(Dataset entries on figures)
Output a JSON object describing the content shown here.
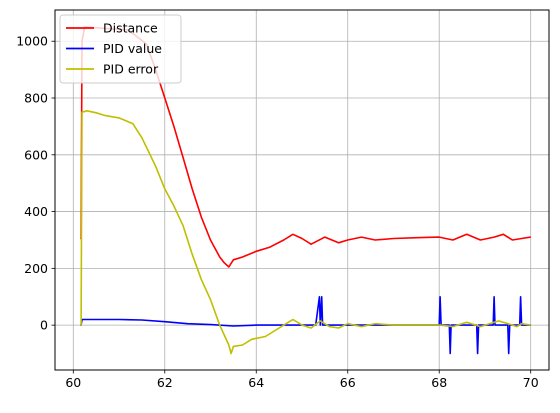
{
  "chart_data": {
    "type": "line",
    "grid": true,
    "legend_position": "top-left",
    "xlim": [
      59.6,
      70.4
    ],
    "ylim": [
      -158,
      1110
    ],
    "xticks": [
      60,
      62,
      64,
      66,
      68,
      70
    ],
    "yticks": [
      0,
      200,
      400,
      600,
      800,
      1000
    ],
    "xtick_labels": [
      "60",
      "62",
      "64",
      "66",
      "68",
      "70"
    ],
    "ytick_labels": [
      "0",
      "200",
      "400",
      "600",
      "800",
      "1000"
    ],
    "series": [
      {
        "name": "Distance",
        "color": "#ff0000",
        "points": [
          [
            60.15,
            305
          ],
          [
            60.17,
            305
          ],
          [
            60.19,
            1000
          ],
          [
            60.25,
            1050
          ],
          [
            61.2,
            1040
          ],
          [
            61.6,
            990
          ],
          [
            61.8,
            900
          ],
          [
            62.0,
            800
          ],
          [
            62.2,
            700
          ],
          [
            62.4,
            590
          ],
          [
            62.6,
            480
          ],
          [
            62.8,
            380
          ],
          [
            63.0,
            300
          ],
          [
            63.2,
            240
          ],
          [
            63.3,
            220
          ],
          [
            63.4,
            205
          ],
          [
            63.5,
            230
          ],
          [
            63.7,
            240
          ],
          [
            64.0,
            260
          ],
          [
            64.3,
            275
          ],
          [
            64.6,
            300
          ],
          [
            64.8,
            320
          ],
          [
            65.0,
            305
          ],
          [
            65.2,
            285
          ],
          [
            65.5,
            310
          ],
          [
            65.8,
            290
          ],
          [
            66.0,
            300
          ],
          [
            66.3,
            310
          ],
          [
            66.6,
            300
          ],
          [
            67.0,
            305
          ],
          [
            67.5,
            308
          ],
          [
            68.0,
            310
          ],
          [
            68.3,
            300
          ],
          [
            68.6,
            320
          ],
          [
            68.9,
            300
          ],
          [
            69.2,
            310
          ],
          [
            69.4,
            320
          ],
          [
            69.6,
            300
          ],
          [
            69.8,
            305
          ],
          [
            70.0,
            310
          ]
        ]
      },
      {
        "name": "PID value",
        "color": "#0000ff",
        "points": [
          [
            60.15,
            0
          ],
          [
            60.17,
            0
          ],
          [
            60.19,
            20
          ],
          [
            61.0,
            20
          ],
          [
            61.5,
            18
          ],
          [
            62.0,
            12
          ],
          [
            62.5,
            5
          ],
          [
            63.0,
            2
          ],
          [
            63.5,
            -3
          ],
          [
            64.0,
            0
          ],
          [
            65.3,
            0
          ],
          [
            65.38,
            100
          ],
          [
            65.4,
            0
          ],
          [
            65.43,
            100
          ],
          [
            65.45,
            0
          ],
          [
            66.0,
            0
          ],
          [
            67.0,
            0
          ],
          [
            68.0,
            0
          ],
          [
            68.02,
            100
          ],
          [
            68.04,
            0
          ],
          [
            68.22,
            0
          ],
          [
            68.24,
            -100
          ],
          [
            68.26,
            0
          ],
          [
            68.82,
            0
          ],
          [
            68.84,
            -100
          ],
          [
            68.86,
            0
          ],
          [
            69.18,
            0
          ],
          [
            69.2,
            100
          ],
          [
            69.22,
            0
          ],
          [
            69.5,
            0
          ],
          [
            69.52,
            -100
          ],
          [
            69.54,
            0
          ],
          [
            69.76,
            0
          ],
          [
            69.78,
            100
          ],
          [
            69.8,
            0
          ],
          [
            70.0,
            0
          ]
        ]
      },
      {
        "name": "PID error",
        "color": "#bfbf00",
        "points": [
          [
            60.15,
            0
          ],
          [
            60.17,
            0
          ],
          [
            60.19,
            750
          ],
          [
            60.3,
            755
          ],
          [
            60.5,
            748
          ],
          [
            60.7,
            738
          ],
          [
            61.0,
            730
          ],
          [
            61.3,
            710
          ],
          [
            61.5,
            660
          ],
          [
            61.8,
            560
          ],
          [
            62.0,
            480
          ],
          [
            62.2,
            420
          ],
          [
            62.4,
            350
          ],
          [
            62.6,
            250
          ],
          [
            62.8,
            160
          ],
          [
            63.0,
            90
          ],
          [
            63.2,
            0
          ],
          [
            63.4,
            -70
          ],
          [
            63.45,
            -100
          ],
          [
            63.5,
            -75
          ],
          [
            63.7,
            -70
          ],
          [
            63.9,
            -50
          ],
          [
            64.2,
            -40
          ],
          [
            64.5,
            -10
          ],
          [
            64.7,
            10
          ],
          [
            64.8,
            20
          ],
          [
            65.0,
            0
          ],
          [
            65.2,
            -10
          ],
          [
            65.4,
            15
          ],
          [
            65.6,
            -5
          ],
          [
            65.8,
            -10
          ],
          [
            66.0,
            5
          ],
          [
            66.3,
            -5
          ],
          [
            66.6,
            5
          ],
          [
            67.0,
            0
          ],
          [
            68.0,
            0
          ],
          [
            68.3,
            -5
          ],
          [
            68.6,
            10
          ],
          [
            68.9,
            -5
          ],
          [
            69.1,
            5
          ],
          [
            69.3,
            15
          ],
          [
            69.5,
            5
          ],
          [
            69.7,
            -5
          ],
          [
            69.8,
            5
          ],
          [
            70.0,
            0
          ]
        ]
      }
    ]
  }
}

[Stated goal]
Quote each entry above verbatim and drop the pictures.

[Answer to the exercise]
Output a JSON object describing the content shown here.
{
  "chart_data": {
    "type": "line",
    "grid": true,
    "legend_position": "top-left",
    "xlim": [
      59.6,
      70.4
    ],
    "ylim": [
      -158,
      1110
    ],
    "xticks": [
      60,
      62,
      64,
      66,
      68,
      70
    ],
    "yticks": [
      0,
      200,
      400,
      600,
      800,
      1000
    ],
    "xtick_labels": [
      "60",
      "62",
      "64",
      "66",
      "68",
      "70"
    ],
    "ytick_labels": [
      "0",
      "200",
      "400",
      "600",
      "800",
      "1000"
    ],
    "series": [
      {
        "name": "Distance",
        "color": "#ff0000",
        "points": [
          [
            60.15,
            305
          ],
          [
            60.17,
            305
          ],
          [
            60.19,
            1000
          ],
          [
            60.25,
            1050
          ],
          [
            61.2,
            1040
          ],
          [
            61.6,
            990
          ],
          [
            61.8,
            900
          ],
          [
            62.0,
            800
          ],
          [
            62.2,
            700
          ],
          [
            62.4,
            590
          ],
          [
            62.6,
            480
          ],
          [
            62.8,
            380
          ],
          [
            63.0,
            300
          ],
          [
            63.2,
            240
          ],
          [
            63.3,
            220
          ],
          [
            63.4,
            205
          ],
          [
            63.5,
            230
          ],
          [
            63.7,
            240
          ],
          [
            64.0,
            260
          ],
          [
            64.3,
            275
          ],
          [
            64.6,
            300
          ],
          [
            64.8,
            320
          ],
          [
            65.0,
            305
          ],
          [
            65.2,
            285
          ],
          [
            65.5,
            310
          ],
          [
            65.8,
            290
          ],
          [
            66.0,
            300
          ],
          [
            66.3,
            310
          ],
          [
            66.6,
            300
          ],
          [
            67.0,
            305
          ],
          [
            67.5,
            308
          ],
          [
            68.0,
            310
          ],
          [
            68.3,
            300
          ],
          [
            68.6,
            320
          ],
          [
            68.9,
            300
          ],
          [
            69.2,
            310
          ],
          [
            69.4,
            320
          ],
          [
            69.6,
            300
          ],
          [
            69.8,
            305
          ],
          [
            70.0,
            310
          ]
        ]
      },
      {
        "name": "PID value",
        "color": "#0000ff",
        "points": [
          [
            60.15,
            0
          ],
          [
            60.17,
            0
          ],
          [
            60.19,
            20
          ],
          [
            61.0,
            20
          ],
          [
            61.5,
            18
          ],
          [
            62.0,
            12
          ],
          [
            62.5,
            5
          ],
          [
            63.0,
            2
          ],
          [
            63.5,
            -3
          ],
          [
            64.0,
            0
          ],
          [
            65.3,
            0
          ],
          [
            65.38,
            100
          ],
          [
            65.4,
            0
          ],
          [
            65.43,
            100
          ],
          [
            65.45,
            0
          ],
          [
            66.0,
            0
          ],
          [
            67.0,
            0
          ],
          [
            68.0,
            0
          ],
          [
            68.02,
            100
          ],
          [
            68.04,
            0
          ],
          [
            68.22,
            0
          ],
          [
            68.24,
            -100
          ],
          [
            68.26,
            0
          ],
          [
            68.82,
            0
          ],
          [
            68.84,
            -100
          ],
          [
            68.86,
            0
          ],
          [
            69.18,
            0
          ],
          [
            69.2,
            100
          ],
          [
            69.22,
            0
          ],
          [
            69.5,
            0
          ],
          [
            69.52,
            -100
          ],
          [
            69.54,
            0
          ],
          [
            69.76,
            0
          ],
          [
            69.78,
            100
          ],
          [
            69.8,
            0
          ],
          [
            70.0,
            0
          ]
        ]
      },
      {
        "name": "PID error",
        "color": "#bfbf00",
        "points": [
          [
            60.15,
            0
          ],
          [
            60.17,
            0
          ],
          [
            60.19,
            750
          ],
          [
            60.3,
            755
          ],
          [
            60.5,
            748
          ],
          [
            60.7,
            738
          ],
          [
            61.0,
            730
          ],
          [
            61.3,
            710
          ],
          [
            61.5,
            660
          ],
          [
            61.8,
            560
          ],
          [
            62.0,
            480
          ],
          [
            62.2,
            420
          ],
          [
            62.4,
            350
          ],
          [
            62.6,
            250
          ],
          [
            62.8,
            160
          ],
          [
            63.0,
            90
          ],
          [
            63.2,
            0
          ],
          [
            63.4,
            -70
          ],
          [
            63.45,
            -100
          ],
          [
            63.5,
            -75
          ],
          [
            63.7,
            -70
          ],
          [
            63.9,
            -50
          ],
          [
            64.2,
            -40
          ],
          [
            64.5,
            -10
          ],
          [
            64.7,
            10
          ],
          [
            64.8,
            20
          ],
          [
            65.0,
            0
          ],
          [
            65.2,
            -10
          ],
          [
            65.4,
            15
          ],
          [
            65.6,
            -5
          ],
          [
            65.8,
            -10
          ],
          [
            66.0,
            5
          ],
          [
            66.3,
            -5
          ],
          [
            66.6,
            5
          ],
          [
            67.0,
            0
          ],
          [
            68.0,
            0
          ],
          [
            68.3,
            -5
          ],
          [
            68.6,
            10
          ],
          [
            68.9,
            -5
          ],
          [
            69.1,
            5
          ],
          [
            69.3,
            15
          ],
          [
            69.5,
            5
          ],
          [
            69.7,
            -5
          ],
          [
            69.8,
            5
          ],
          [
            70.0,
            0
          ]
        ]
      }
    ]
  }
}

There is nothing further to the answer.